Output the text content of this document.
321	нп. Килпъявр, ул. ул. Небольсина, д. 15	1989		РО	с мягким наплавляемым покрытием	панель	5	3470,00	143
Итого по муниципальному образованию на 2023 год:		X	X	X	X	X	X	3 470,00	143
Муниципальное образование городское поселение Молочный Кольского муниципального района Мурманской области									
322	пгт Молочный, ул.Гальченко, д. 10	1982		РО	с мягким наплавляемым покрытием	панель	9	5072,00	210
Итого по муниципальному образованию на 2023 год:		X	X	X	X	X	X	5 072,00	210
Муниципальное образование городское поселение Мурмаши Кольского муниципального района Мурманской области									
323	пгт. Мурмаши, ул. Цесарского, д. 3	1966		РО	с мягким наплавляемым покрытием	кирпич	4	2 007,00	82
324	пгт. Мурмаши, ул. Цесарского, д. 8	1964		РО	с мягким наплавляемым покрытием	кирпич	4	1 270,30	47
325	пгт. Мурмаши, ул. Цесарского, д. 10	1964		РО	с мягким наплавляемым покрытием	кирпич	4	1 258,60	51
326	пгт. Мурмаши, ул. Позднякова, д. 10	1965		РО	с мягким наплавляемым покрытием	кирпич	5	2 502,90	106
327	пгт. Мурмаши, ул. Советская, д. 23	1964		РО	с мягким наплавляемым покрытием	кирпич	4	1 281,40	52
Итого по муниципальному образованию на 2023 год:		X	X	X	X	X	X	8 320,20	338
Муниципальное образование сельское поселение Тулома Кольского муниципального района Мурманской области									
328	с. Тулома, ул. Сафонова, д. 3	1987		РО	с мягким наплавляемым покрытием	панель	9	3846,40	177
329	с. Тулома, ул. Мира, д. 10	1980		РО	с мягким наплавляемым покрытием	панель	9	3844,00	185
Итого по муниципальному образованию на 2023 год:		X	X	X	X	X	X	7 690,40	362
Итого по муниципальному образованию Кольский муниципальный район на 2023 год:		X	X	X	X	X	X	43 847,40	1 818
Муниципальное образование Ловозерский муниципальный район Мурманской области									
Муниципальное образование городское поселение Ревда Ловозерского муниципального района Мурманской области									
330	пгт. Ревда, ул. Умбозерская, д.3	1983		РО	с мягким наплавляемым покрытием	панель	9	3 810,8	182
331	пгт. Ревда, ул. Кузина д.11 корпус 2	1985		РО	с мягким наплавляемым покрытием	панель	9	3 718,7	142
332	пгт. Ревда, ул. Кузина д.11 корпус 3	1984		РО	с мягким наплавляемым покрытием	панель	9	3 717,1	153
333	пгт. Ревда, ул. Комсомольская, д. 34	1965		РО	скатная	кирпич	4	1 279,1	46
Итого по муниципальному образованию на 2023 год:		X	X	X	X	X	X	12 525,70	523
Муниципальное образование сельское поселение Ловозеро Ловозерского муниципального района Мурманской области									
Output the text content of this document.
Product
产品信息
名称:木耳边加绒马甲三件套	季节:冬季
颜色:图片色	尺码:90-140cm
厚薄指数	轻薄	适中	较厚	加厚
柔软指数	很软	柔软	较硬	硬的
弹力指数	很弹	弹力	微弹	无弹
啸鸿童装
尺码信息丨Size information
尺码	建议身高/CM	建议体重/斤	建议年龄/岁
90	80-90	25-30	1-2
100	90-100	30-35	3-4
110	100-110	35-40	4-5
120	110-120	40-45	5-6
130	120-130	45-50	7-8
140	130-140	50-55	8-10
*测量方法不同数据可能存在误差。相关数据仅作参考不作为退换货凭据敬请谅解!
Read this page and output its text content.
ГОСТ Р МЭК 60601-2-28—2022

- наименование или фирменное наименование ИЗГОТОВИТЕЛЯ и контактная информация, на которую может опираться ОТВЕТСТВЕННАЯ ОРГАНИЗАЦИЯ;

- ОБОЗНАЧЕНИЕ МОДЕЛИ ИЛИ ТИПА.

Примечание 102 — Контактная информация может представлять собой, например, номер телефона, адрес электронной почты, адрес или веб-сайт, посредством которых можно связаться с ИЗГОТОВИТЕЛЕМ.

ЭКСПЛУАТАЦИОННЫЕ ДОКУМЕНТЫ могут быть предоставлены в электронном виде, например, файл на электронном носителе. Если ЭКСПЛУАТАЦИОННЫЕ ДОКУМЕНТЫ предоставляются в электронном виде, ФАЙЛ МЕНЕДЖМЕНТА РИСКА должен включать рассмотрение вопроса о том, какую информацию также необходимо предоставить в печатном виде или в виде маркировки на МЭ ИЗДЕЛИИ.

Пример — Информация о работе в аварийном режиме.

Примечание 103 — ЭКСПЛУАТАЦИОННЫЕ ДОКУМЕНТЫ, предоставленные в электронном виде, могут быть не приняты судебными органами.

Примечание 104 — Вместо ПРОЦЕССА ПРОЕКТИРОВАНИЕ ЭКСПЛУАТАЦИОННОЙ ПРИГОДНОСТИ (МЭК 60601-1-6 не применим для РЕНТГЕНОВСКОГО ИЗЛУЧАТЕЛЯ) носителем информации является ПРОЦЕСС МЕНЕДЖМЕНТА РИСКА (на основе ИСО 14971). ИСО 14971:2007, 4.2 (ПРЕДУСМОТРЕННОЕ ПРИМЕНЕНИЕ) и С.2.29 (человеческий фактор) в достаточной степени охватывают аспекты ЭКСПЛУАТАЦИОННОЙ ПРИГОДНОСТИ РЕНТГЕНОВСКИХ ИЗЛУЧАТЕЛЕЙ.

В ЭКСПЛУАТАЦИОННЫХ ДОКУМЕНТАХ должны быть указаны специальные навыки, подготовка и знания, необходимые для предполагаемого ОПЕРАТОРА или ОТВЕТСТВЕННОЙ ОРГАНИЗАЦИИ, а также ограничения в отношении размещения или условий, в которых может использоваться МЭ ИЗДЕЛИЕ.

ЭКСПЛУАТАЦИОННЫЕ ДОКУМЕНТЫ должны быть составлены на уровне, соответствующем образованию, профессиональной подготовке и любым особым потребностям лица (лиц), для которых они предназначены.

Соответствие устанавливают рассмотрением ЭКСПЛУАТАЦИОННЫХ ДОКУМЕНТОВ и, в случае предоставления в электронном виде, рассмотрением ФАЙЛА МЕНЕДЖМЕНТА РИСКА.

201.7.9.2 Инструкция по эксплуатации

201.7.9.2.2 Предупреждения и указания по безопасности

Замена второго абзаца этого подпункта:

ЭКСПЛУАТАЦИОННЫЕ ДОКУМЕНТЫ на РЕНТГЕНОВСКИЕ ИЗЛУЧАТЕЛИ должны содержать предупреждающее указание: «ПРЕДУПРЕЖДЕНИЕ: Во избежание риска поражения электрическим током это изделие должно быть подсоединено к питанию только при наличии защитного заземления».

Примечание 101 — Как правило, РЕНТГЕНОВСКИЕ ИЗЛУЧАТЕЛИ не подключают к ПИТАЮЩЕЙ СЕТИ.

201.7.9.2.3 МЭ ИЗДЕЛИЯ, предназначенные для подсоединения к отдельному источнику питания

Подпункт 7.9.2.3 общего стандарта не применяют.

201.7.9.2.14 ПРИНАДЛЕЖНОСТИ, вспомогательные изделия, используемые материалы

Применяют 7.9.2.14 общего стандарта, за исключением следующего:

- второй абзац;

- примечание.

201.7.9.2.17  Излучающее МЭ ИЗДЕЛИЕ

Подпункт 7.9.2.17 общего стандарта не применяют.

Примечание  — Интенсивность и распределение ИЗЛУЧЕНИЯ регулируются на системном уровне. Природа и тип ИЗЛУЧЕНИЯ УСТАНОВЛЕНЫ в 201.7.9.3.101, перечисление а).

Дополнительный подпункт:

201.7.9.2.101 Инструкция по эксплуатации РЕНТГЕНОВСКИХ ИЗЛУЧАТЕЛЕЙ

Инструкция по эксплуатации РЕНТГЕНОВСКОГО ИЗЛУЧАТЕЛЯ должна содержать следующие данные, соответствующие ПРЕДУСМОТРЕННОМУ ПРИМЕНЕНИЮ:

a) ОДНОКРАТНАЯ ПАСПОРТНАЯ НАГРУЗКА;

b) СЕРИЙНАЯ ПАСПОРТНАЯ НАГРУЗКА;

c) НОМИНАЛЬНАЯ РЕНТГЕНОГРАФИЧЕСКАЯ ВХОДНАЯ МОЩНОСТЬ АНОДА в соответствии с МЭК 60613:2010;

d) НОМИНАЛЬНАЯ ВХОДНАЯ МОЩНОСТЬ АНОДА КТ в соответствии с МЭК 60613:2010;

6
────────────────────────────────────────
- [What to produce] Check each line of the records above for the string "сельское", and report every line that has it.

- [Full response]
Муниципальное образование сельское поселение Тулома Кольского муниципального района Мурманской области									
Муниципальное образование сельское поселение Ловозеро Ловозерского муниципального района Мурманской области									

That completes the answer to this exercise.